### What you should do
From the entries provided below, copy each line that contains the word "screenshot".

### Data excerpts
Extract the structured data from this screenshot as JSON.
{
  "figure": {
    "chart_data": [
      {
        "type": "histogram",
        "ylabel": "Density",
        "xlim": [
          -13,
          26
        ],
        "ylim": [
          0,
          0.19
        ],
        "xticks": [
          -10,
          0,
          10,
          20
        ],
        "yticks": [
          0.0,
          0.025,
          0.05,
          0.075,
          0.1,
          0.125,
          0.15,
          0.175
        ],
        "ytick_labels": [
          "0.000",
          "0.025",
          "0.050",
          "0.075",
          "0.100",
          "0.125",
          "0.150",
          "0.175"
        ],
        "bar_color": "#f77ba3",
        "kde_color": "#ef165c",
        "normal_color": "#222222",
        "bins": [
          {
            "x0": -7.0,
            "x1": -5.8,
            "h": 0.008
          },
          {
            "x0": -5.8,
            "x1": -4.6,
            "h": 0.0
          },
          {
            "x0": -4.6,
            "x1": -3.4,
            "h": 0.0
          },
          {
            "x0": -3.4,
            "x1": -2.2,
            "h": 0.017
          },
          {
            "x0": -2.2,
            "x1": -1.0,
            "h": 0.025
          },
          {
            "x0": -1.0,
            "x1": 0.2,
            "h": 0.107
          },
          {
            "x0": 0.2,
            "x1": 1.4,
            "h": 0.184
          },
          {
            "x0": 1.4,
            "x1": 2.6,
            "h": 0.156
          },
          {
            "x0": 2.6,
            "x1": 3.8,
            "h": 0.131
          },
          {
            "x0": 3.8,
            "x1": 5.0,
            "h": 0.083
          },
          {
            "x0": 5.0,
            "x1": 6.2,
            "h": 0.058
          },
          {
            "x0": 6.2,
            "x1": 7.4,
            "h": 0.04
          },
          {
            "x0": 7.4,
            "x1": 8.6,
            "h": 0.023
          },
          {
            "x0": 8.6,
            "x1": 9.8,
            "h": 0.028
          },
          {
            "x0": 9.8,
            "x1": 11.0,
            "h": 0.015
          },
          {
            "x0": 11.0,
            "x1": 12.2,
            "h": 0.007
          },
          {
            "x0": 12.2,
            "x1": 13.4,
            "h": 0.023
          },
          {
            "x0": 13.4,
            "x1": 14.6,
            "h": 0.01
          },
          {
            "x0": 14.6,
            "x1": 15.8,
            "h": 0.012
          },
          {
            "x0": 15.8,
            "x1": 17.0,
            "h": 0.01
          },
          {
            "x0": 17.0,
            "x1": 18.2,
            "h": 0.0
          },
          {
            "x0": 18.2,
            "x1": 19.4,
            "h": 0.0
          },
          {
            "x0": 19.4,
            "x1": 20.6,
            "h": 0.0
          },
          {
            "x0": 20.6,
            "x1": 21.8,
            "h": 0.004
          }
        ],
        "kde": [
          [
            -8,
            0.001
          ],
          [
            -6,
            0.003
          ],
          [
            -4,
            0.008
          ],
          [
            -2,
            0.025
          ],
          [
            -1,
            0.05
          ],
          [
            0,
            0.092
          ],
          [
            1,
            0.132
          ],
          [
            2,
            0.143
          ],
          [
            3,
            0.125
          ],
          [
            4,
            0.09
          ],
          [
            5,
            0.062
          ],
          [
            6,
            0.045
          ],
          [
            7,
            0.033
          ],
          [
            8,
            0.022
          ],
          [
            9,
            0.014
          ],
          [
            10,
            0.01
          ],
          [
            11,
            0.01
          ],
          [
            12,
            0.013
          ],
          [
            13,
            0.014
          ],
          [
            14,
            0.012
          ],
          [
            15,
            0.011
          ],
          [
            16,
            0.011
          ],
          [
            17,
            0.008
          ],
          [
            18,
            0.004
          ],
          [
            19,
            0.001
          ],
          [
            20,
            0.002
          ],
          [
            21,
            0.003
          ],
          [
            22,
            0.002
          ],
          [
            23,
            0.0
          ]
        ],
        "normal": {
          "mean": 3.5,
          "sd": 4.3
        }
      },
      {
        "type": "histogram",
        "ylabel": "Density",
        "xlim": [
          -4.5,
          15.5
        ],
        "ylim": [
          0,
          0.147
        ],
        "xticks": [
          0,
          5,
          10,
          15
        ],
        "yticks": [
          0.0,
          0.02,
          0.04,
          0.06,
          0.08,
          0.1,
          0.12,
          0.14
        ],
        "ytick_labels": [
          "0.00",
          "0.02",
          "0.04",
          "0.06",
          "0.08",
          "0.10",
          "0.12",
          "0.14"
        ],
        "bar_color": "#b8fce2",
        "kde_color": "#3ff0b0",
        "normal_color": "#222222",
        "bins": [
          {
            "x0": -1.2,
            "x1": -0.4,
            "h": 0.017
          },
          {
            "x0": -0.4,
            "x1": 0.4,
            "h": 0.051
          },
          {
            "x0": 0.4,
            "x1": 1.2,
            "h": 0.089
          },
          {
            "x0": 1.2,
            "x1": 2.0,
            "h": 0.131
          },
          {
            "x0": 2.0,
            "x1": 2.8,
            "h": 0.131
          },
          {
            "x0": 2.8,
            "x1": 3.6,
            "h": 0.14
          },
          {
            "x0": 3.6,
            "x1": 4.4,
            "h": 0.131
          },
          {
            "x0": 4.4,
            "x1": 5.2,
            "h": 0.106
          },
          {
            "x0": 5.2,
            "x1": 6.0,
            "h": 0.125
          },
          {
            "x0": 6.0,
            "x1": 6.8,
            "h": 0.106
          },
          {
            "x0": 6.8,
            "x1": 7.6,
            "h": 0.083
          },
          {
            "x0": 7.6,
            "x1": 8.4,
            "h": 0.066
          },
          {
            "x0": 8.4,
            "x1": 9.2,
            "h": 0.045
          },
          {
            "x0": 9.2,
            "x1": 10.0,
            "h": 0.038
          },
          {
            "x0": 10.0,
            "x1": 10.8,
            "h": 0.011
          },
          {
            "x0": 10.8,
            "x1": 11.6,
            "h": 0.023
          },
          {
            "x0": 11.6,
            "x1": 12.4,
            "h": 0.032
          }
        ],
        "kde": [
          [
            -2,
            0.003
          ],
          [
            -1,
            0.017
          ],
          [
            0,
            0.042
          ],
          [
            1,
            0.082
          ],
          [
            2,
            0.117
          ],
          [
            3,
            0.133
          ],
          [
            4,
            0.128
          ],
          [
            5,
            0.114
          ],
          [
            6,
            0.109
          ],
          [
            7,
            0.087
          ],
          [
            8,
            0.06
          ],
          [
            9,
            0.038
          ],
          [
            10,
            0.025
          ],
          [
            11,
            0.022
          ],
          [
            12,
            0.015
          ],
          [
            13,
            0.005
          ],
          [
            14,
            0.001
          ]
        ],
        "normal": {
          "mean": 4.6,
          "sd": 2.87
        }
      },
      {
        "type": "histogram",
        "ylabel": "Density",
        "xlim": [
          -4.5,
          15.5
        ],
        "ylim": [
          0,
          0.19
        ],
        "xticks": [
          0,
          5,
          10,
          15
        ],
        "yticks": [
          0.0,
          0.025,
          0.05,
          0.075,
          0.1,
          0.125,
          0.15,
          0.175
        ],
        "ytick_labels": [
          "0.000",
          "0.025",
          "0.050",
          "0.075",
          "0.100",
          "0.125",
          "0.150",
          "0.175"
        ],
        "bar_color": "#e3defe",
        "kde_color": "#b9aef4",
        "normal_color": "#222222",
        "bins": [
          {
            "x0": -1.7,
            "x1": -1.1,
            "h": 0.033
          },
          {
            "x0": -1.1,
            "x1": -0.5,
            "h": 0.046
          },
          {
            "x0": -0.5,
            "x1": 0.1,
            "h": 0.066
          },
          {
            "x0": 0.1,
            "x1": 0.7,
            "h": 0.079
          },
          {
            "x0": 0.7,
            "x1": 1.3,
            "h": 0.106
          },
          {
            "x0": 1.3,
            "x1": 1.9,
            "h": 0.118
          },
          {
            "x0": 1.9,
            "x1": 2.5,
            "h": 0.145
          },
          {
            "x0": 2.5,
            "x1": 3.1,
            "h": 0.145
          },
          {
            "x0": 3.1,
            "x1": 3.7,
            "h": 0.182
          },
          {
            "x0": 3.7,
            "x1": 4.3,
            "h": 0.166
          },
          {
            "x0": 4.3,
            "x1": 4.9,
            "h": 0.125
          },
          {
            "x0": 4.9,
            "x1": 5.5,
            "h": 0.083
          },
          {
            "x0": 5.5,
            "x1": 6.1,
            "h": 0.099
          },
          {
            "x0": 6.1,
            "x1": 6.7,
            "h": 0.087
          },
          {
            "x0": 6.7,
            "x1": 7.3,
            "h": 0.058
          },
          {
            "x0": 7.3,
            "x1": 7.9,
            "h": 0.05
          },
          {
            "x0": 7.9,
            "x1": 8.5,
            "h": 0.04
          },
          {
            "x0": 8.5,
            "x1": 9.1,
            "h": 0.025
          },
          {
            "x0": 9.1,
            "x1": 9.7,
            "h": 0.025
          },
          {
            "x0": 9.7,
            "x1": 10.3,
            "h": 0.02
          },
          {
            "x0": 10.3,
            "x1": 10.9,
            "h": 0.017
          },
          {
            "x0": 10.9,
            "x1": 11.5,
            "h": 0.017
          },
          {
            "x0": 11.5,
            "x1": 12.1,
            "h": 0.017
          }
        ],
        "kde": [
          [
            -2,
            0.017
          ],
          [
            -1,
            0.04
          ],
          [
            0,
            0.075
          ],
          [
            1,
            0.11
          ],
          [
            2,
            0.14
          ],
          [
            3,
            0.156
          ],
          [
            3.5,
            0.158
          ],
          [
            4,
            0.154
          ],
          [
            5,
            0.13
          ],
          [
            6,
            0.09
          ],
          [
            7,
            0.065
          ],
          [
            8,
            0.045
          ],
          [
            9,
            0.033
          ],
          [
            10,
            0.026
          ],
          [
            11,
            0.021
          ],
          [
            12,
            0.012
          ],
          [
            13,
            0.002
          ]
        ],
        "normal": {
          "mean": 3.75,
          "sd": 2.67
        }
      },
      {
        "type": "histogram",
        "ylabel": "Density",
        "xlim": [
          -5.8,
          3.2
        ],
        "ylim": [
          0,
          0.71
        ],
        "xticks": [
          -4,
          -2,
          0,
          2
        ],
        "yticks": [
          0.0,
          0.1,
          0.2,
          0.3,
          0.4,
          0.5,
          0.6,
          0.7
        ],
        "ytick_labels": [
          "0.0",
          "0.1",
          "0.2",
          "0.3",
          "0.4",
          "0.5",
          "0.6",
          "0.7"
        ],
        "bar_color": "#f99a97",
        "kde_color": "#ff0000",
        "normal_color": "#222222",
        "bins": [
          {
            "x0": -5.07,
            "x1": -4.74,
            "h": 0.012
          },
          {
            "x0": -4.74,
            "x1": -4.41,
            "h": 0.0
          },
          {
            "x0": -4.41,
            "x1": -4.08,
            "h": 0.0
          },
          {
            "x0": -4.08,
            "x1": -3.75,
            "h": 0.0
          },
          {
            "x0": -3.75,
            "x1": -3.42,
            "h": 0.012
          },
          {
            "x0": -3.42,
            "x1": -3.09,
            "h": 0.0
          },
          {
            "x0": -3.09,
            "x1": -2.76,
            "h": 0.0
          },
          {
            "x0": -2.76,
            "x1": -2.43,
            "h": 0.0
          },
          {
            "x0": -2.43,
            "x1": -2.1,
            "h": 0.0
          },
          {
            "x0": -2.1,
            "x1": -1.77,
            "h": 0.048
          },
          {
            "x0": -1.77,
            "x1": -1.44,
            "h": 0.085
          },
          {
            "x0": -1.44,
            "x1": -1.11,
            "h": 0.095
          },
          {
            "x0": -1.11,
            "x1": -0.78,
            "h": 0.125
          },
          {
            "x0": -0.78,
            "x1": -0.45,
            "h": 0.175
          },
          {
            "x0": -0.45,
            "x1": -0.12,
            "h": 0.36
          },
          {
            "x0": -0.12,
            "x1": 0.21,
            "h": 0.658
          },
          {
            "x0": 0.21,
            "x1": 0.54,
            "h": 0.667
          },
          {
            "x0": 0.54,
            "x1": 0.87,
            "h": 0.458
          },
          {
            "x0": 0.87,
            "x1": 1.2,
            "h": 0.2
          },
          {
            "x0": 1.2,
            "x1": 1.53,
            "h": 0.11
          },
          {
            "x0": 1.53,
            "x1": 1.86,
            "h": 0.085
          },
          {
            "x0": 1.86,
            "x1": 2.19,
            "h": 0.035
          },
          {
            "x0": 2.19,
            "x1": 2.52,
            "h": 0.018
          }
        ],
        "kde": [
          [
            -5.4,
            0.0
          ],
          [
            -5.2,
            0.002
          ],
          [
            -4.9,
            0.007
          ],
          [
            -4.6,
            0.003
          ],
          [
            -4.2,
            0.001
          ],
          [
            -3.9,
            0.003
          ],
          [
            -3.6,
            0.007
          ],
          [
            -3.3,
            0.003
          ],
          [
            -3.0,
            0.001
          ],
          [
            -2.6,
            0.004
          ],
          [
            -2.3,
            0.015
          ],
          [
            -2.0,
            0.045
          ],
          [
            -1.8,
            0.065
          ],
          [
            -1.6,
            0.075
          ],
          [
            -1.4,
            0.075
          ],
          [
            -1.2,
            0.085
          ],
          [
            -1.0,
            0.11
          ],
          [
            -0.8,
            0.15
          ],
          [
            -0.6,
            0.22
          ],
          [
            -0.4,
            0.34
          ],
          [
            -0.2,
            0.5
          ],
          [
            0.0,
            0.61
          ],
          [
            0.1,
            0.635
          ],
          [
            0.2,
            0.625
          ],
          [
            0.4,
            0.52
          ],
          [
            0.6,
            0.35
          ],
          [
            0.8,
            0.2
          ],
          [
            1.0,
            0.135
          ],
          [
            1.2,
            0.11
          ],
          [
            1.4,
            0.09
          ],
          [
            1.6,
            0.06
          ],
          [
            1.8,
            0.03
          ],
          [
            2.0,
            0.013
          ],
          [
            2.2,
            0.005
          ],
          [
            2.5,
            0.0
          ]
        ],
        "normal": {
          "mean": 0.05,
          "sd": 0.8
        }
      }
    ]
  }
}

---

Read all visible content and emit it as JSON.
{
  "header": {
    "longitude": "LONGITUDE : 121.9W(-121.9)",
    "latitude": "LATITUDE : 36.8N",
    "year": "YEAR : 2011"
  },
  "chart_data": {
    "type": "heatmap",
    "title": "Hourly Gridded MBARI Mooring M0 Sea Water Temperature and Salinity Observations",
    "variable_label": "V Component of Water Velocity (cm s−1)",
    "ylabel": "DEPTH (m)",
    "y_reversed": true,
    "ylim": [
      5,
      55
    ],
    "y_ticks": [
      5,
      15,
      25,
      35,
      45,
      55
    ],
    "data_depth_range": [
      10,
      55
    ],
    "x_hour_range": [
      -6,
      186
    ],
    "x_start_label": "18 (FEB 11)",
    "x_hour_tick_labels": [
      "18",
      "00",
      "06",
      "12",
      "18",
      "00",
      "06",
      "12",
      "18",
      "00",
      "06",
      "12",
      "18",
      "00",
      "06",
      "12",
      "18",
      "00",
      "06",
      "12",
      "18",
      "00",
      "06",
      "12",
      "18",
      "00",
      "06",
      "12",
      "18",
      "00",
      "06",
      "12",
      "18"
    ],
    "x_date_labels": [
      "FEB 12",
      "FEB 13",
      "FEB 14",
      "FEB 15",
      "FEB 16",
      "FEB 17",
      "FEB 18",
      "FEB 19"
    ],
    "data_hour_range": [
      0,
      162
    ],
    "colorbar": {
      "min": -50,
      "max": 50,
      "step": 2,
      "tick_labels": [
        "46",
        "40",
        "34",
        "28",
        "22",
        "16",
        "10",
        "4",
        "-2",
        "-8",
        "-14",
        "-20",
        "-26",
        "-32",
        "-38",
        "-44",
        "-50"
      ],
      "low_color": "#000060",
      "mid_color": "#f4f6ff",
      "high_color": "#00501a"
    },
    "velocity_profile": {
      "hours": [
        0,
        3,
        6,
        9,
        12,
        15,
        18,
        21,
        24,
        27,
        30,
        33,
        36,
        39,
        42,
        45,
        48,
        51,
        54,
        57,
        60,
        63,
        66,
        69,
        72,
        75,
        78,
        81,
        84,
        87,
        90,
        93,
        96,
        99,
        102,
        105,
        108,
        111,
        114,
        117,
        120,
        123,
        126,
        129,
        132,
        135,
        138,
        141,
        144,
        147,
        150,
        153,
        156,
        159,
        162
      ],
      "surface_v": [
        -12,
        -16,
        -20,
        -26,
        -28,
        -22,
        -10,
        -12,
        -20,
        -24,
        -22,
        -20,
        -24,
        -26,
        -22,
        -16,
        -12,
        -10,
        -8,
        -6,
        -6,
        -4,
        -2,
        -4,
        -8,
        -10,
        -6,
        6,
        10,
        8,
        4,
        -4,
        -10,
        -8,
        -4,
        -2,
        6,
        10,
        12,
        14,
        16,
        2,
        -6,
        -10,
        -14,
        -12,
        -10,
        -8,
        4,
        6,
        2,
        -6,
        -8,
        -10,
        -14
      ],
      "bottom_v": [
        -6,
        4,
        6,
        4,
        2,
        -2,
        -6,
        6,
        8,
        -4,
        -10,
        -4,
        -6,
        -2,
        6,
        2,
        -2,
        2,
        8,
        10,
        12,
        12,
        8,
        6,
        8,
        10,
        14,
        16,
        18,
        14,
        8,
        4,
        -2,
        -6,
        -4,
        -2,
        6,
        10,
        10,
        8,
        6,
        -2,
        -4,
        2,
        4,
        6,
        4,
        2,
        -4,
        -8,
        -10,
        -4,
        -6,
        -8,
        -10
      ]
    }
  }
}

...

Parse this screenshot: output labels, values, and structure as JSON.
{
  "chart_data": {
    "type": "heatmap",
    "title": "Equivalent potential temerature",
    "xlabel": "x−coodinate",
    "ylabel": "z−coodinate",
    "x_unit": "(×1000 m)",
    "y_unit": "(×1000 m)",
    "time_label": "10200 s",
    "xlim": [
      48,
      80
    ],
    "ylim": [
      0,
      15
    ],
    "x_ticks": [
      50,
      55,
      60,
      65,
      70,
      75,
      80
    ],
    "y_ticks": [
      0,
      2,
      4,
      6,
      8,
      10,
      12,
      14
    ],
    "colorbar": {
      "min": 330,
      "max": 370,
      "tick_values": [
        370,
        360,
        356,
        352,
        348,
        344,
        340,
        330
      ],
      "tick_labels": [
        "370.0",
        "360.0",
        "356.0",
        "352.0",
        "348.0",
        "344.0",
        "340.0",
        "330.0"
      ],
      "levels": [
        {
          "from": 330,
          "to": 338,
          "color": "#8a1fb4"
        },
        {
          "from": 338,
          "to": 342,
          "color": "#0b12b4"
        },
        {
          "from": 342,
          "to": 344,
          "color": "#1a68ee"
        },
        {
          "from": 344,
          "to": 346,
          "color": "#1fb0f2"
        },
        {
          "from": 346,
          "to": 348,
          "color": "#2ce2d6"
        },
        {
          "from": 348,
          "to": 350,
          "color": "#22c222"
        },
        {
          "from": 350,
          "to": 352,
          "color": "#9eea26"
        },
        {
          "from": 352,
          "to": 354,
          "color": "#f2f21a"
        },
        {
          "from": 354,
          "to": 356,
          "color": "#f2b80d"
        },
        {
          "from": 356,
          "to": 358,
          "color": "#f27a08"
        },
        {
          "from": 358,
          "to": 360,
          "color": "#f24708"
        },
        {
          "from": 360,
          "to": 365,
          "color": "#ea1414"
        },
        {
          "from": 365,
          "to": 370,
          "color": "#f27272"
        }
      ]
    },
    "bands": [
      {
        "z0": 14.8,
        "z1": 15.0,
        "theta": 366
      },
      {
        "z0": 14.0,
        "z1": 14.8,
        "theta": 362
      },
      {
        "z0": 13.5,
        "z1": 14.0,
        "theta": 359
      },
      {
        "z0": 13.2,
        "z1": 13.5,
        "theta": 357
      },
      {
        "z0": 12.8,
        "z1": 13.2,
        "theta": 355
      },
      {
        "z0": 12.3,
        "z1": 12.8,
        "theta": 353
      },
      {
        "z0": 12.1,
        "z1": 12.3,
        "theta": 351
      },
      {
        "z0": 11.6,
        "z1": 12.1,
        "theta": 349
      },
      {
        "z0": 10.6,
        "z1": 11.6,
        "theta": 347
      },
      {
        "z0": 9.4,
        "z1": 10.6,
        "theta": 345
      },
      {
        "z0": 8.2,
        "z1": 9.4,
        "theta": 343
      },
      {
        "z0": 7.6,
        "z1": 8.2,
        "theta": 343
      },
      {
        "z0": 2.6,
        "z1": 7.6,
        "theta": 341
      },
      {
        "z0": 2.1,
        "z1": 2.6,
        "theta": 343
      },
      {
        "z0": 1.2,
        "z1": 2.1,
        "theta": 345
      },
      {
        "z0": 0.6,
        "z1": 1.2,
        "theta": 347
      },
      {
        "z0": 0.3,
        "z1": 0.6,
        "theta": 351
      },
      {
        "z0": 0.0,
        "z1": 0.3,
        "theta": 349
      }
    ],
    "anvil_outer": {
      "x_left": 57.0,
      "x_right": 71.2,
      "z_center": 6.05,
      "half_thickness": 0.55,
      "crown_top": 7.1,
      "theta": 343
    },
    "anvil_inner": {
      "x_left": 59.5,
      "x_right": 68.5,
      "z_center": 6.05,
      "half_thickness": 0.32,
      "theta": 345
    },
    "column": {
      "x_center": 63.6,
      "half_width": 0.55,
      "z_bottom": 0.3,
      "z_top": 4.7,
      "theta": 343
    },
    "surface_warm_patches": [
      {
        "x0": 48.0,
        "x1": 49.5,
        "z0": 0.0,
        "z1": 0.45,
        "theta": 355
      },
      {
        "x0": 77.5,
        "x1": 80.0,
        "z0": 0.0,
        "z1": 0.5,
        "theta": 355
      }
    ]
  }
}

### Solution to this problem
Extract the structured data from this screenshot as JSON.
Parse this screenshot: output labels, values, and structure as JSON.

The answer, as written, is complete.